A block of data
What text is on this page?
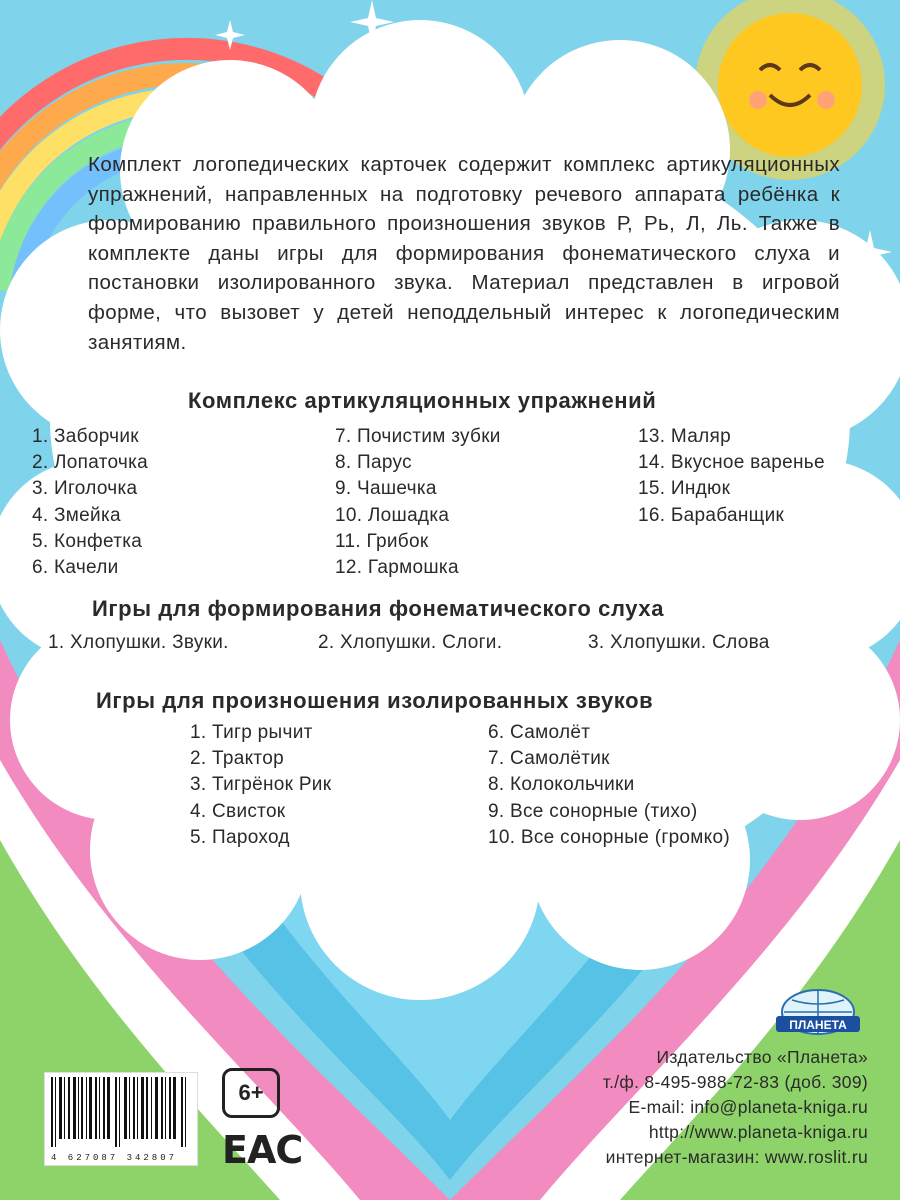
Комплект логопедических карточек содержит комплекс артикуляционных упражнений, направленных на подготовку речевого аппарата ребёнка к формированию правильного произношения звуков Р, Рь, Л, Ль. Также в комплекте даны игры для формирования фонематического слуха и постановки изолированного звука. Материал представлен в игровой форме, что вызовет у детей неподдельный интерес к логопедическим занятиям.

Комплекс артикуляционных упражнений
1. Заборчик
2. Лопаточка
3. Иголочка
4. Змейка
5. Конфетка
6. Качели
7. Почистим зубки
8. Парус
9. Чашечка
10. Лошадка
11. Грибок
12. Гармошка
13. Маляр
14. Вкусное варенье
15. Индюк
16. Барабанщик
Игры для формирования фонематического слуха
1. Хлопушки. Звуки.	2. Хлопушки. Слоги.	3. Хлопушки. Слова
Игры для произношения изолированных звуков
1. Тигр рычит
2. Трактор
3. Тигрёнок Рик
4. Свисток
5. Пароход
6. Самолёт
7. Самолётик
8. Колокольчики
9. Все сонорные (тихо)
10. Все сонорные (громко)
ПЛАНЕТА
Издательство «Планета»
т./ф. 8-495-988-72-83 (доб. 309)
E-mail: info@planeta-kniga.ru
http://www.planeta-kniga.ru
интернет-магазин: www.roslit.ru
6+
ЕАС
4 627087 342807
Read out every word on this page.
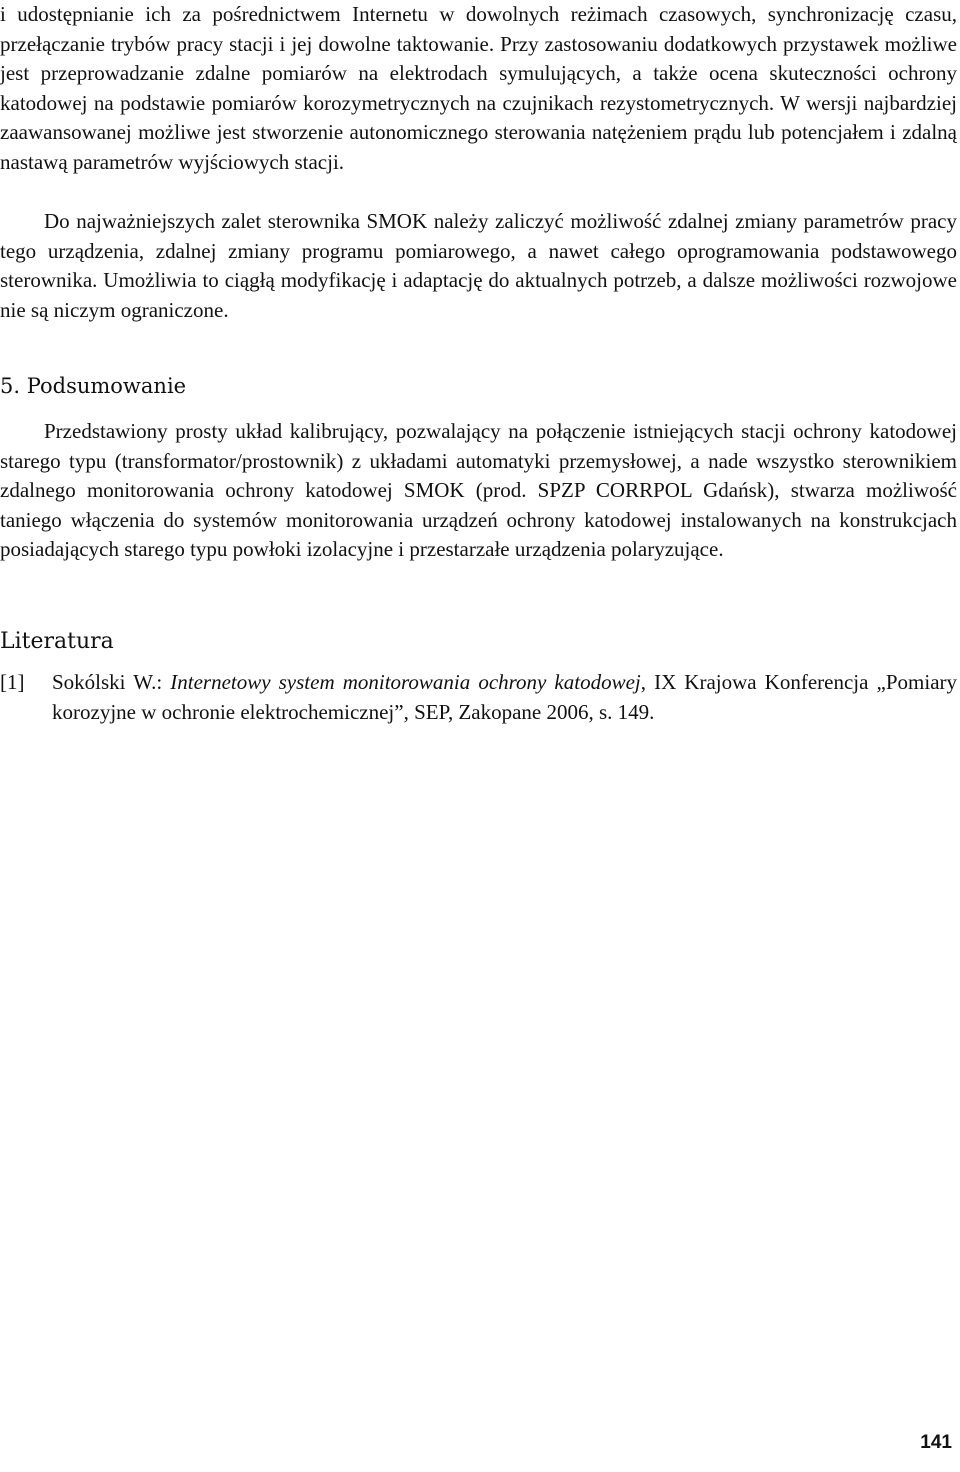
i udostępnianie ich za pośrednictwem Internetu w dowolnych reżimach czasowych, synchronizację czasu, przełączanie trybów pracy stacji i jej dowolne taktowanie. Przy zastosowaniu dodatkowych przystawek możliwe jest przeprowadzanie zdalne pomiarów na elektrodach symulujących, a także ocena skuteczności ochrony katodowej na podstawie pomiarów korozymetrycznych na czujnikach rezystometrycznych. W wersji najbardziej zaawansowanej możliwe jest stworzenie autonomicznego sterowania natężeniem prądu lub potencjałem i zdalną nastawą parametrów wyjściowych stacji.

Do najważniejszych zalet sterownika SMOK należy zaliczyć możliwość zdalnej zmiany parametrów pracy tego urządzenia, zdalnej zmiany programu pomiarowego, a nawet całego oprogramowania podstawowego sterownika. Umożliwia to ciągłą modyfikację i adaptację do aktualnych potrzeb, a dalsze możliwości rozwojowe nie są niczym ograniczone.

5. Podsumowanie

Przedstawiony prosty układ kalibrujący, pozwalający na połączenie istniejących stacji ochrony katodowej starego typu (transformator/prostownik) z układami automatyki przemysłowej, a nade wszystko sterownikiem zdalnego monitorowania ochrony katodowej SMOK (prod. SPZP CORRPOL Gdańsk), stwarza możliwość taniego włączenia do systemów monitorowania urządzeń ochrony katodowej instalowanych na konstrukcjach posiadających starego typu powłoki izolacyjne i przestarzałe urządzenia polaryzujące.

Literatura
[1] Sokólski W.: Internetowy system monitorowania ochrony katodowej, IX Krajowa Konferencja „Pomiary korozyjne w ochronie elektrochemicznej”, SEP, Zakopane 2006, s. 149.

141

# Your objective:
All of the material above should be reproduced exactly, except the pictures.

# Problem solution:
What text is on this page?
Комплект логопедических карточек содержит комплекс артикуляционных упражнений, направленных на подготовку речевого аппарата ребёнка к формированию правильного произношения звуков Р, Рь, Л, Ль. Также в комплекте даны игры для формирования фонематического слуха и постановки изолированного звука. Материал представлен в игровой форме, что вызовет у детей неподдельный интерес к логопедическим занятиям.

Комплекс артикуляционных упражнений
1. Заборчик
2. Лопаточка
3. Иголочка
4. Змейка
5. Конфетка
6. Качели
7. Почистим зубки
8. Парус
9. Чашечка
10. Лошадка
11. Грибок
12. Гармошка
13. Маляр
14. Вкусное варенье
15. Индюк
16. Барабанщик
Игры для формирования фонематического слуха
1. Хлопушки. Звуки.	2. Хлопушки. Слоги.	3. Хлопушки. Слова
Игры для произношения изолированных звуков
1. Тигр рычит
2. Трактор
3. Тигрёнок Рик
4. Свисток
5. Пароход
6. Самолёт
7. Самолётик
8. Колокольчики
9. Все сонорные (тихо)
10. Все сонорные (громко)
ПЛАНЕТА
Издательство «Планета»
т./ф. 8-495-988-72-83 (доб. 309)
E-mail: info@planeta-kniga.ru
http://www.planeta-kniga.ru
интернет-магазин: www.roslit.ru
6+
ЕАС
4 627087 342807
Read out every word on this page.
i udostępnianie ich za pośrednictwem Internetu w dowolnych reżimach czasowych, synchronizację czasu, przełączanie trybów pracy stacji i jej dowolne taktowanie. Przy zastosowaniu dodatkowych przystawek możliwe jest przeprowadzanie zdalne pomiarów na elektrodach symulujących, a także ocena skuteczności ochrony katodowej na podstawie pomiarów korozymetrycznych na czujnikach rezystometrycznych. W wersji najbardziej zaawansowanej możliwe jest stworzenie autonomicznego sterowania natężeniem prądu lub potencjałem i zdalną nastawą parametrów wyjściowych stacji.

Do najważniejszych zalet sterownika SMOK należy zaliczyć możliwość zdalnej zmiany parametrów pracy tego urządzenia, zdalnej zmiany programu pomiarowego, a nawet całego oprogramowania podstawowego sterownika. Umożliwia to ciągłą modyfikację i adaptację do aktualnych potrzeb, a dalsze możliwości rozwojowe nie są niczym ograniczone.

5. Podsumowanie

Przedstawiony prosty układ kalibrujący, pozwalający na połączenie istniejących stacji ochrony katodowej starego typu (transformator/prostownik) z układami automatyki przemysłowej, a nade wszystko sterownikiem zdalnego monitorowania ochrony katodowej SMOK (prod. SPZP CORRPOL Gdańsk), stwarza możliwość taniego włączenia do systemów monitorowania urządzeń ochrony katodowej instalowanych na konstrukcjach posiadających starego typu powłoki izolacyjne i przestarzałe urządzenia polaryzujące.

Literatura
[1] Sokólski W.: Internetowy system monitorowania ochrony katodowej, IX Krajowa Konferencja „Pomiary korozyjne w ochronie elektrochemicznej”, SEP, Zakopane 2006, s. 149.

141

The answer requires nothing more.